* _Description of the task_
Identify the lines that contain the word "value", then copy them.

* _Supplied records_
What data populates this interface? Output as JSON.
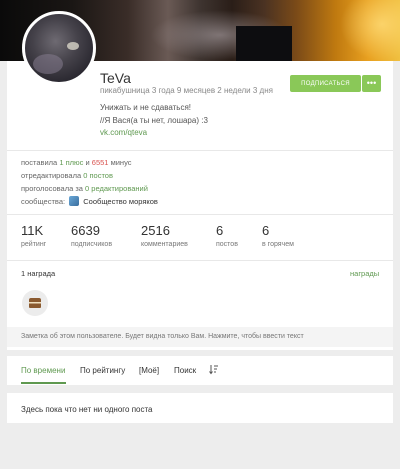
{
  "profile": {
    "username": "TeVa",
    "meta": "пикабушница 3 года 9 месяцев 2 недели 3 дня",
    "bio_line1": "Унижать и не сдаваться!",
    "bio_line2": "//Я Вася(а ты нет, лошара) :3",
    "bio_link": "vk.com/qteva",
    "subscribe_label": "ПОДПИСАТЬСЯ",
    "more_label": "•••"
  },
  "facts": {
    "line1_prefix": "поставила",
    "plus_count": "1 плюс",
    "line1_mid": "и",
    "minus_count": "6551",
    "line1_suffix": "минус",
    "line2_prefix": "отредактировала",
    "edited_posts": "0 постов",
    "line3_prefix": "проголосовала за",
    "edits_voted": "0 редактирований",
    "line4_prefix": "сообщества:",
    "community": "Сообщество моряков"
  },
  "stats": [
    {
      "value": "11K",
      "label": "рейтинг"
    },
    {
      "value": "6639",
      "label": "подписчиков"
    },
    {
      "value": "2516",
      "label": "комментариев"
    },
    {
      "value": "6",
      "label": "постов"
    },
    {
      "value": "6",
      "label": "в горячем"
    }
  ],
  "awards": {
    "title": "1 награда",
    "link": "награды"
  },
  "note": "Заметка об этом пользователе. Будет видна только Вам. Нажмите, чтобы ввести текст",
  "tabs": [
    {
      "label": "По времени",
      "active": true
    },
    {
      "label": "По рейтингу",
      "active": false
    },
    {
      "label": "[Моё]",
      "active": false
    },
    {
      "label": "Поиск",
      "active": false
    }
  ],
  "sort_icon": "sort-icon",
  "empty_text": "Здесь пока что нет ни одного поста",
  "colors": {
    "accent_green": "#8ac858",
    "link_green": "#5f9950",
    "minus_red": "#d9534f",
    "background": "#ededed"
  }
}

* _Correct result_
      "value": "11K",
      "value": "6639",
      "value": "2516",
      "value": "6",
      "value": "6",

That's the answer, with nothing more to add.